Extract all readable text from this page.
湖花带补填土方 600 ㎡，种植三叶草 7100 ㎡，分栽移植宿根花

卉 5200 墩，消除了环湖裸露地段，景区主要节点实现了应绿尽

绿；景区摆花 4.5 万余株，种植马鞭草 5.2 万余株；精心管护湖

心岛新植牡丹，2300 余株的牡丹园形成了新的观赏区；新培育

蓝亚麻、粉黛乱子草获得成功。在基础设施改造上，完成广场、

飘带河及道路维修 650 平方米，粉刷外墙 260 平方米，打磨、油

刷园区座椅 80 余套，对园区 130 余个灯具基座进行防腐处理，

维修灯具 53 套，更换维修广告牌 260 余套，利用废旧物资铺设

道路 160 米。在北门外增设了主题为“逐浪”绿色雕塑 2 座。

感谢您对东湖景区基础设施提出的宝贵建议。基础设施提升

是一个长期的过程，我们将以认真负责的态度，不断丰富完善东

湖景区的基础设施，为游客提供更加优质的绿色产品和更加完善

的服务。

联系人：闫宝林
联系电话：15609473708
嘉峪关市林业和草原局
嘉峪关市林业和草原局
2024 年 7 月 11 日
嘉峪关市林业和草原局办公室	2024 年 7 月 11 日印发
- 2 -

▸ Exercise prompt
Extract every entry above as it appears.

▸ Task answer
Extract all readable text from this page.
湖花带补填土方 600 ㎡，种植三叶草 7100 ㎡，分栽移植宿根花

卉 5200 墩，消除了环湖裸露地段，景区主要节点实现了应绿尽

绿；景区摆花 4.5 万余株，种植马鞭草 5.2 万余株；精心管护湖

心岛新植牡丹，2300 余株的牡丹园形成了新的观赏区；新培育

蓝亚麻、粉黛乱子草获得成功。在基础设施改造上，完成广场、

飘带河及道路维修 650 平方米，粉刷外墙 260 平方米，打磨、油

刷园区座椅 80 余套，对园区 130 余个灯具基座进行防腐处理，

维修灯具 53 套，更换维修广告牌 260 余套，利用废旧物资铺设

道路 160 米。在北门外增设了主题为“逐浪”绿色雕塑 2 座。

感谢您对东湖景区基础设施提出的宝贵建议。基础设施提升

是一个长期的过程，我们将以认真负责的态度，不断丰富完善东

湖景区的基础设施，为游客提供更加优质的绿色产品和更加完善

的服务。

联系人：闫宝林
联系电话：15609473708
嘉峪关市林业和草原局
嘉峪关市林业和草原局
2024 年 7 月 11 日
嘉峪关市林业和草原局办公室	2024 年 7 月 11 日印发
- 2 -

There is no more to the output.